> [Records shown]:
******

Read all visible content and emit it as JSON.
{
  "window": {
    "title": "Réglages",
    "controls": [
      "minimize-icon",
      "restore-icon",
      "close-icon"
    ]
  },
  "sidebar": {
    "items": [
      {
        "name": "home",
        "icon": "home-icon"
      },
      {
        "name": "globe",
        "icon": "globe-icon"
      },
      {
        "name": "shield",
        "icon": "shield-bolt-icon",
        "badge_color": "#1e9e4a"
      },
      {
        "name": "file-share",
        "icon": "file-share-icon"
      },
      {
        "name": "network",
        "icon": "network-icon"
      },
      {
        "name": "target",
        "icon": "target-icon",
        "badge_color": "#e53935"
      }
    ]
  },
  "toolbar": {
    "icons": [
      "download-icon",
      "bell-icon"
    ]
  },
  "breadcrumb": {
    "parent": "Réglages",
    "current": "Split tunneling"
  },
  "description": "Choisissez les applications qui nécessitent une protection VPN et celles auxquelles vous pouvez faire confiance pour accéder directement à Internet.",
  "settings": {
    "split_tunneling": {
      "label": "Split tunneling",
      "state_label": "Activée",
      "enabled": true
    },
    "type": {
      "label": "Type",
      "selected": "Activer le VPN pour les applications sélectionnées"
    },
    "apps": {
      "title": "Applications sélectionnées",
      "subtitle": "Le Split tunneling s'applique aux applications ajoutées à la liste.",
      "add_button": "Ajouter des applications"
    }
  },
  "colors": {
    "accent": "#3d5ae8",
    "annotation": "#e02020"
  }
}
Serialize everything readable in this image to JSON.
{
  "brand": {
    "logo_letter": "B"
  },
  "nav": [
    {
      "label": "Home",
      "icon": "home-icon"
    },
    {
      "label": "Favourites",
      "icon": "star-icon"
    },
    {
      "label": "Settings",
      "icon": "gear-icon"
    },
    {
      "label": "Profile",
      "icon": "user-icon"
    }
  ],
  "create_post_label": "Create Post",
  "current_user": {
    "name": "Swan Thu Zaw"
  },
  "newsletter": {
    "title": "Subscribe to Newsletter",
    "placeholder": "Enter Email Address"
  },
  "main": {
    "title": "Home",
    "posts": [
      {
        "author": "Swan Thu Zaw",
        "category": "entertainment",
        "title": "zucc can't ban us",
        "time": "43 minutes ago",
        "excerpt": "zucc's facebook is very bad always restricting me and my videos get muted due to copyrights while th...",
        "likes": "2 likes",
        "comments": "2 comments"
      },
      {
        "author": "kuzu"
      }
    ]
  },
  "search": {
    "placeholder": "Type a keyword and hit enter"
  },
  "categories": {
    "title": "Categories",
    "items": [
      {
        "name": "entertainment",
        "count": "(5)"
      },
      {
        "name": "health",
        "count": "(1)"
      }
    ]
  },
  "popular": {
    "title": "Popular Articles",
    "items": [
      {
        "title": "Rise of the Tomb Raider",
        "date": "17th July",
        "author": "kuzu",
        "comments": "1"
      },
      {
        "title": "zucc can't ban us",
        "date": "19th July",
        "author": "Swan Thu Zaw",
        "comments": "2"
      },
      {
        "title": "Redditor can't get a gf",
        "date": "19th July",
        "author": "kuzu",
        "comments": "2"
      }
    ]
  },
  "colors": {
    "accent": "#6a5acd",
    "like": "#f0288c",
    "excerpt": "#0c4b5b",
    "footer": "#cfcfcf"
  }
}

******

Extract every record and return it verbatim.

Read all visible content and emit it as JSON.
{
  "window": {
    "title": "Réglages",
    "controls": [
      "minimize-icon",
      "restore-icon",
      "close-icon"
    ]
  },
  "sidebar": {
    "items": [
      {
        "name": "home",
        "icon": "home-icon"
      },
      {
        "name": "globe",
        "icon": "globe-icon"
      },
      {
        "name": "shield",
        "icon": "shield-bolt-icon",
        "badge_color": "#1e9e4a"
      },
      {
        "name": "file-share",
        "icon": "file-share-icon"
      },
      {
        "name": "network",
        "icon": "network-icon"
      },
      {
        "name": "target",
        "icon": "target-icon",
        "badge_color": "#e53935"
      }
    ]
  },
  "toolbar": {
    "icons": [
      "download-icon",
      "bell-icon"
    ]
  },
  "breadcrumb": {
    "parent": "Réglages",
    "current": "Split tunneling"
  },
  "description": "Choisissez les applications qui nécessitent une protection VPN et celles auxquelles vous pouvez faire confiance pour accéder directement à Internet.",
  "settings": {
    "split_tunneling": {
      "label": "Split tunneling",
      "state_label": "Activée",
      "enabled": true
    },
    "type": {
      "label": "Type",
      "selected": "Activer le VPN pour les applications sélectionnées"
    },
    "apps": {
      "title": "Applications sélectionnées",
      "subtitle": "Le Split tunneling s'applique aux applications ajoutées à la liste.",
      "add_button": "Ajouter des applications"
    }
  },
  "colors": {
    "accent": "#3d5ae8",
    "annotation": "#e02020"
  }
}
Serialize everything readable in this image to JSON.
{
  "brand": {
    "logo_letter": "B"
  },
  "nav": [
    {
      "label": "Home",
      "icon": "home-icon"
    },
    {
      "label": "Favourites",
      "icon": "star-icon"
    },
    {
      "label": "Settings",
      "icon": "gear-icon"
    },
    {
      "label": "Profile",
      "icon": "user-icon"
    }
  ],
  "create_post_label": "Create Post",
  "current_user": {
    "name": "Swan Thu Zaw"
  },
  "newsletter": {
    "title": "Subscribe to Newsletter",
    "placeholder": "Enter Email Address"
  },
  "main": {
    "title": "Home",
    "posts": [
      {
        "author": "Swan Thu Zaw",
        "category": "entertainment",
        "title": "zucc can't ban us",
        "time": "43 minutes ago",
        "excerpt": "zucc's facebook is very bad always restricting me and my videos get muted due to copyrights while th...",
        "likes": "2 likes",
        "comments": "2 comments"
      },
      {
        "author": "kuzu"
      }
    ]
  },
  "search": {
    "placeholder": "Type a keyword and hit enter"
  },
  "categories": {
    "title": "Categories",
    "items": [
      {
        "name": "entertainment",
        "count": "(5)"
      },
      {
        "name": "health",
        "count": "(1)"
      }
    ]
  },
  "popular": {
    "title": "Popular Articles",
    "items": [
      {
        "title": "Rise of the Tomb Raider",
        "date": "17th July",
        "author": "kuzu",
        "comments": "1"
      },
      {
        "title": "zucc can't ban us",
        "date": "19th July",
        "author": "Swan Thu Zaw",
        "comments": "2"
      },
      {
        "title": "Redditor can't get a gf",
        "date": "19th July",
        "author": "kuzu",
        "comments": "2"
      }
    ]
  },
  "colors": {
    "accent": "#6a5acd",
    "like": "#f0288c",
    "excerpt": "#0c4b5b",
    "footer": "#cfcfcf"
  }
}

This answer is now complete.